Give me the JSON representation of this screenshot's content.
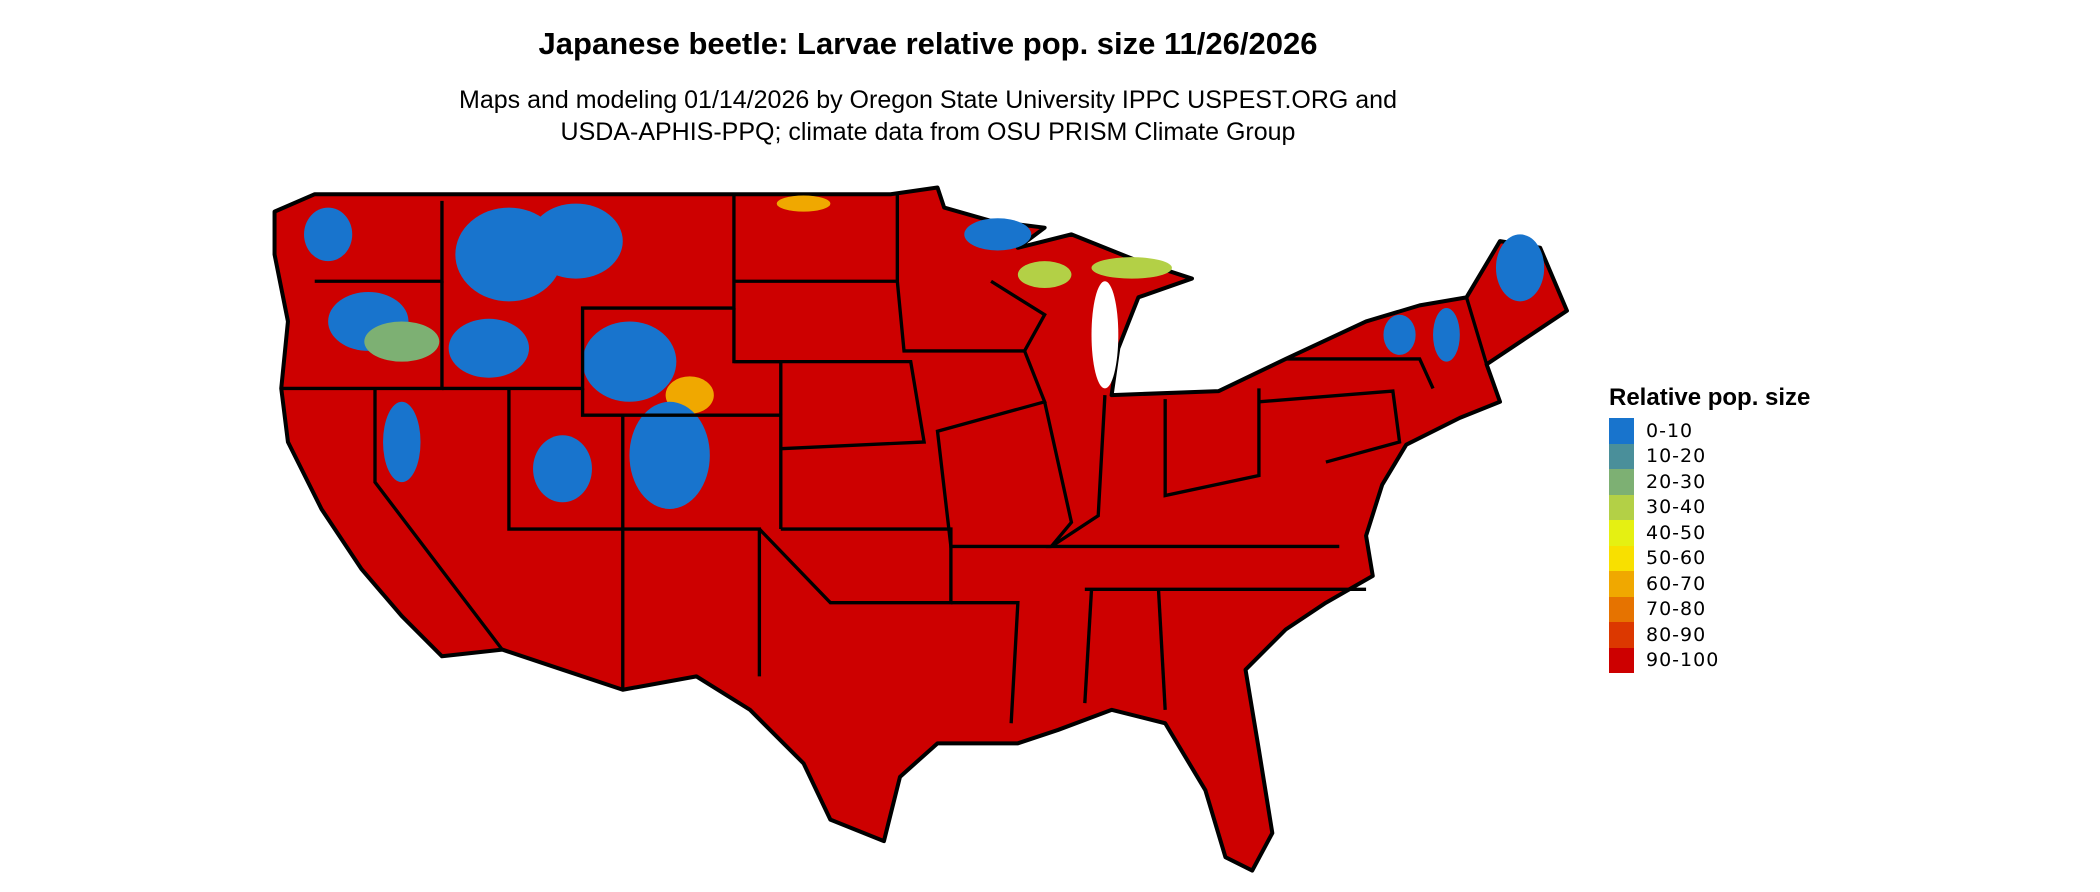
{
  "title": "Japanese beetle: Larvae relative pop. size 11/26/2026",
  "subtitle_line1": "Maps and modeling 01/14/2026 by Oregon State University IPPC USPEST.ORG and",
  "subtitle_line2": "USDA-APHIS-PPQ; climate data from OSU PRISM Climate Group",
  "legend": {
    "title": "Relative pop. size",
    "items": [
      {
        "label": "0-10",
        "color": "#1874CD"
      },
      {
        "label": "10-20",
        "color": "#4A8F9A"
      },
      {
        "label": "20-30",
        "color": "#7DB073"
      },
      {
        "label": "30-40",
        "color": "#B3D046"
      },
      {
        "label": "40-50",
        "color": "#E5F012"
      },
      {
        "label": "50-60",
        "color": "#F8E000"
      },
      {
        "label": "60-70",
        "color": "#F0A800"
      },
      {
        "label": "70-80",
        "color": "#E67300"
      },
      {
        "label": "80-90",
        "color": "#DC3800"
      },
      {
        "label": "90-100",
        "color": "#CD0000"
      }
    ]
  },
  "map": {
    "region": "Contiguous United States",
    "dominant_class": "90-100",
    "low_classes_region": "Mountain West, northern Great Lakes, northern New England"
  }
}
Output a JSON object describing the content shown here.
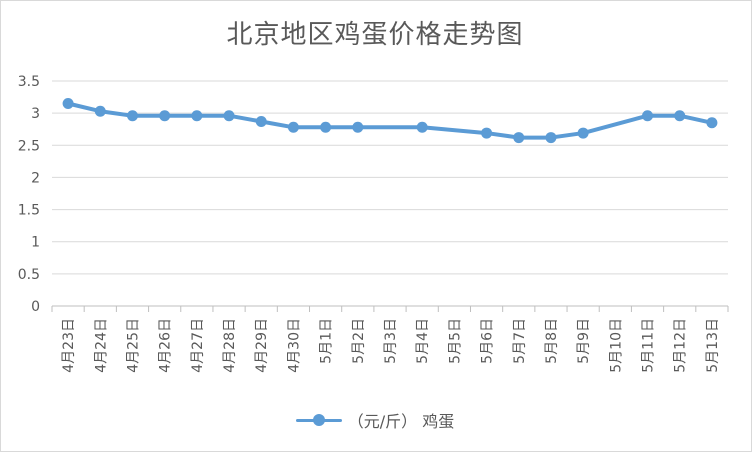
{
  "chart_data": {
    "type": "line",
    "title": "北京地区鸡蛋价格走势图",
    "categories": [
      "4月23日",
      "4月24日",
      "4月25日",
      "4月26日",
      "4月27日",
      "4月28日",
      "4月29日",
      "4月30日",
      "5月1日",
      "5月2日",
      "5月3日",
      "5月4日",
      "5月5日",
      "5月6日",
      "5月7日",
      "5月8日",
      "5月9日",
      "5月10日",
      "5月11日",
      "5月12日",
      "5月13日"
    ],
    "series": [
      {
        "name": "（元/斤） 鸡蛋",
        "color": "#5b9bd5",
        "values": [
          3.15,
          3.03,
          2.96,
          2.96,
          2.96,
          2.96,
          2.87,
          2.78,
          2.78,
          2.78,
          null,
          2.78,
          null,
          2.69,
          2.62,
          2.62,
          2.69,
          null,
          2.96,
          2.96,
          2.85
        ]
      }
    ],
    "yticks": [
      "0",
      "0.5",
      "1",
      "1.5",
      "2",
      "2.5",
      "3",
      "3.5"
    ],
    "ylim": [
      0,
      3.5
    ],
    "grid": true,
    "legend_position": "bottom"
  }
}
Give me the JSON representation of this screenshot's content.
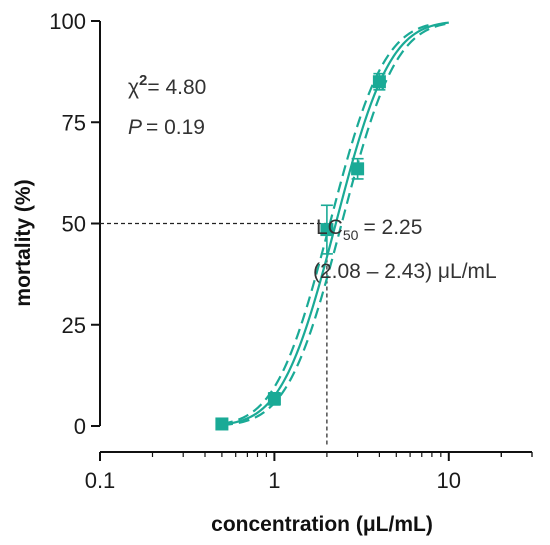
{
  "chart_data": {
    "type": "scatter",
    "xscale": "log",
    "xlabel": "concentration (μL/mL)",
    "ylabel": "mortality (%)",
    "xlim": [
      0.1,
      30
    ],
    "ylim": [
      0,
      100
    ],
    "xticks": [
      0.1,
      1,
      10
    ],
    "xtick_labels": [
      "0.1",
      "1",
      "10"
    ],
    "yticks": [
      0,
      25,
      50,
      75,
      100
    ],
    "ytick_labels": [
      "0",
      "25",
      "50",
      "75",
      "100"
    ],
    "grid": false,
    "series": [
      {
        "kind": "points",
        "x": [
          0.5,
          1.0,
          2.0,
          3.0,
          4.0
        ],
        "y": [
          0.5,
          6.7,
          48.5,
          63.5,
          85.0
        ],
        "err": [
          0.8,
          1.5,
          6.0,
          2.5,
          2.0
        ]
      },
      {
        "kind": "fit",
        "style": "solid",
        "model": "probit",
        "lc50": 2.25,
        "slope": 4.1,
        "xrange": [
          0.5,
          10
        ]
      },
      {
        "kind": "ci_lower",
        "style": "dashed",
        "model": "probit",
        "lc50": 2.43,
        "slope": 4.1,
        "xrange": [
          0.5,
          10
        ]
      },
      {
        "kind": "ci_upper",
        "style": "dashed",
        "model": "probit",
        "lc50": 2.08,
        "slope": 4.1,
        "xrange": [
          0.5,
          8
        ]
      }
    ],
    "reference_lines": {
      "x": 2.0,
      "y": 50
    },
    "annotations": {
      "chi_symbol": "χ",
      "chi_exp": "2",
      "chi_value": "= 4.80",
      "p_symbol": "P",
      "p_value": "= 0.19",
      "lc_text": "LC",
      "lc_sub": "50",
      "lc_value": "= 2.25",
      "lc_ci": "(2.08 – 2.43) μL/mL"
    },
    "colors": {
      "curve": "#1aaa96",
      "axis": "#111111",
      "reference": "#222222"
    }
  }
}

---

◆ Work to be completed: Report only how many lines in the listing contain the string "size".

◆ Expected answer: 2